◆ **INSTRUCTION**:
Review the material line by line. Identify and copy every line that contains the string "Intensity".

◆ **DATASET RECORDS**:

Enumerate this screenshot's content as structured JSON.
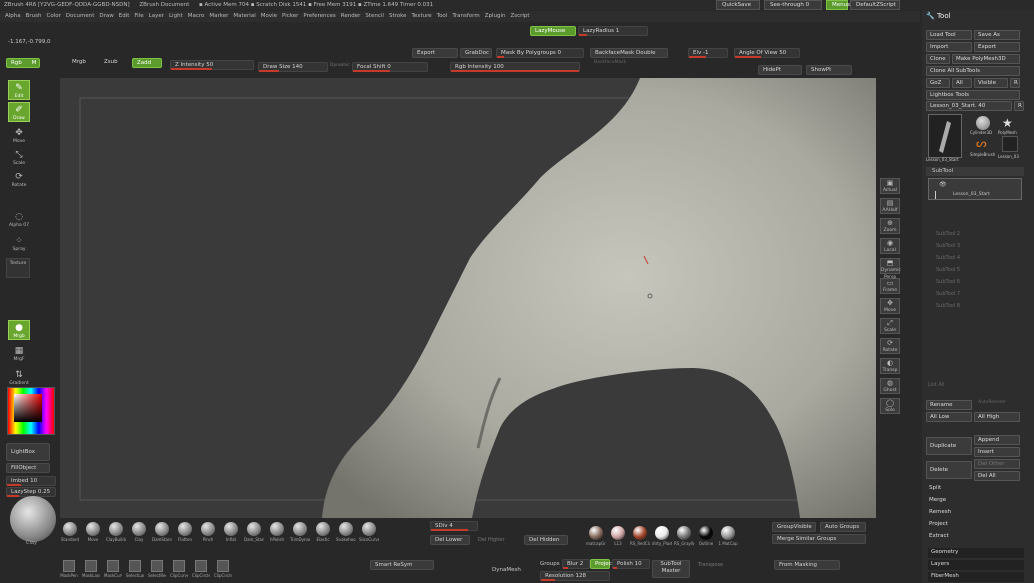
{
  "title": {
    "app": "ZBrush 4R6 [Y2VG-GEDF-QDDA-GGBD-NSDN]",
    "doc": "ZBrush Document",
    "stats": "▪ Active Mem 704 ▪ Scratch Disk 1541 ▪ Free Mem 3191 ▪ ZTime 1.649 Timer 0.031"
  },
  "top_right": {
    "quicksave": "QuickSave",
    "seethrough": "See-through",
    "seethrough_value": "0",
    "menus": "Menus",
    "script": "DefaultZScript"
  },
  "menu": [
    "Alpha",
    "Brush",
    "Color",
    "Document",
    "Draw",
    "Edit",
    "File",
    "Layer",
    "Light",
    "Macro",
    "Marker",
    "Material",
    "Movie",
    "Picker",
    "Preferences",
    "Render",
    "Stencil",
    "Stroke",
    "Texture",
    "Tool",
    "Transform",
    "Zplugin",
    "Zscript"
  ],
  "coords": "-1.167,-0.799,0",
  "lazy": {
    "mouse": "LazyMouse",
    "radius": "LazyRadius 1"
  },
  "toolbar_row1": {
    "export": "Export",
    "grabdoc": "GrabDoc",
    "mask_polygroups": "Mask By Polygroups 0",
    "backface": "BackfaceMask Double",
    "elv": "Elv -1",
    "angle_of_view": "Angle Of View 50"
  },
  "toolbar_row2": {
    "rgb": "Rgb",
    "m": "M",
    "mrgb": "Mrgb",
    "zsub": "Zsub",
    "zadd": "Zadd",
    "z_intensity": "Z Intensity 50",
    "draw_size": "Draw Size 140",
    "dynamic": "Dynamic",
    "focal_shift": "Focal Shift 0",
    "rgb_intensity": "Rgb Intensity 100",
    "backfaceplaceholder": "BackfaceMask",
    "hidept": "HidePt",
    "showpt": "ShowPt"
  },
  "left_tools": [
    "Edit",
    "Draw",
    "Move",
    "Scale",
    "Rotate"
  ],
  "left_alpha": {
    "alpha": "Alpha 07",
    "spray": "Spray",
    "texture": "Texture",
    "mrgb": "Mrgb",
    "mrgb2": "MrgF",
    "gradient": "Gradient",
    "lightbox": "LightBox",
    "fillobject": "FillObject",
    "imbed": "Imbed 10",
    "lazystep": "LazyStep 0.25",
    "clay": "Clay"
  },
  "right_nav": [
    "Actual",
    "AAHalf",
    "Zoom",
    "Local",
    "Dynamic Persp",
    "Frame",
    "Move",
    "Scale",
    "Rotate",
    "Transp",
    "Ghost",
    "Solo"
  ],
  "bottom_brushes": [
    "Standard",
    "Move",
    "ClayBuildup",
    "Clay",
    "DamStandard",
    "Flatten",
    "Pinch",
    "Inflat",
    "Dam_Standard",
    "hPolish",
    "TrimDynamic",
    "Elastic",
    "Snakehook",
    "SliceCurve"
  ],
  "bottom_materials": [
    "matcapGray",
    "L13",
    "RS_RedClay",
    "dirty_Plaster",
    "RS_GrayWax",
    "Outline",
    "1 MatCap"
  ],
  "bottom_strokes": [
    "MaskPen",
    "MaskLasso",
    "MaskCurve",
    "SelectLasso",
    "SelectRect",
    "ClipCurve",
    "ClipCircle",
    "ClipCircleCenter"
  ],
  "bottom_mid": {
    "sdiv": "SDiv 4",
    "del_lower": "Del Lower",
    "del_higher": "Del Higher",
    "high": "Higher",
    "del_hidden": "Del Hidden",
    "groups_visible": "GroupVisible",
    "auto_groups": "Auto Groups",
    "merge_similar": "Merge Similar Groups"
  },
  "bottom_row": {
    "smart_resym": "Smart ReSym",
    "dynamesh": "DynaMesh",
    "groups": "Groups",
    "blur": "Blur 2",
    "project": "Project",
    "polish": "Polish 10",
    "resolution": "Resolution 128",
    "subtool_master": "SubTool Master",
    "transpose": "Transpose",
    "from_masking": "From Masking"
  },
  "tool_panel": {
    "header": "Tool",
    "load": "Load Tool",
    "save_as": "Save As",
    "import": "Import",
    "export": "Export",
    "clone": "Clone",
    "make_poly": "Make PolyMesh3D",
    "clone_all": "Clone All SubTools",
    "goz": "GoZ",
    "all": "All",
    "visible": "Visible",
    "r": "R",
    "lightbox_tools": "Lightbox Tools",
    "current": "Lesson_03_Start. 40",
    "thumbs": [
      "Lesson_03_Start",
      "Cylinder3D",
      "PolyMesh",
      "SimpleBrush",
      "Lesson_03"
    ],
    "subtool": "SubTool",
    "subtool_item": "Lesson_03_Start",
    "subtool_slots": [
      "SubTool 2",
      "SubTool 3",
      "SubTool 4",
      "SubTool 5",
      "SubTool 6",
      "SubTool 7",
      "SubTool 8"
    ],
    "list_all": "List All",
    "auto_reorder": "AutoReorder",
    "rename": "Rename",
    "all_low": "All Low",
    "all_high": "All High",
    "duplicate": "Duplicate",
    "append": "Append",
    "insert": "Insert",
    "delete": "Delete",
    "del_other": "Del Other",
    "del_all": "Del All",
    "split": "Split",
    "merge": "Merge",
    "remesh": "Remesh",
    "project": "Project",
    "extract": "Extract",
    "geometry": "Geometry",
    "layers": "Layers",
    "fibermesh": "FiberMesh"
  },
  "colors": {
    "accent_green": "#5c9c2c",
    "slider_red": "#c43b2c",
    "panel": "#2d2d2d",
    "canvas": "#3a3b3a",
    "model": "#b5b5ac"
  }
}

---

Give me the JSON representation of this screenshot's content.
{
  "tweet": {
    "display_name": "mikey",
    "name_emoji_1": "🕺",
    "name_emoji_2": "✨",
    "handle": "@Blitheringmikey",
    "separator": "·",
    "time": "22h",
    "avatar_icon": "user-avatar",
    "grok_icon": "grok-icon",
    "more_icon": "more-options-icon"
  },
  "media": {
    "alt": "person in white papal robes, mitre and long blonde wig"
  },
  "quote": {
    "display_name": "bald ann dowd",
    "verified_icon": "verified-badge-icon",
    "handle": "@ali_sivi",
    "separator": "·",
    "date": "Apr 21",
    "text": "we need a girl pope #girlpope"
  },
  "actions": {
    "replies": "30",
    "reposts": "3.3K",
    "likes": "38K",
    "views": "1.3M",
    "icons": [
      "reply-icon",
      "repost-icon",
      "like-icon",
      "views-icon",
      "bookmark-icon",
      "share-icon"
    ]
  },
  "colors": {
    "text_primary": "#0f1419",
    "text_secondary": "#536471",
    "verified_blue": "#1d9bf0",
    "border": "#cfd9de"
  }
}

◆ **COMPLETE RESPONSE**:
    "z_intensity": "Z Intensity 50",
    "rgb_intensity": "Rgb Intensity 100",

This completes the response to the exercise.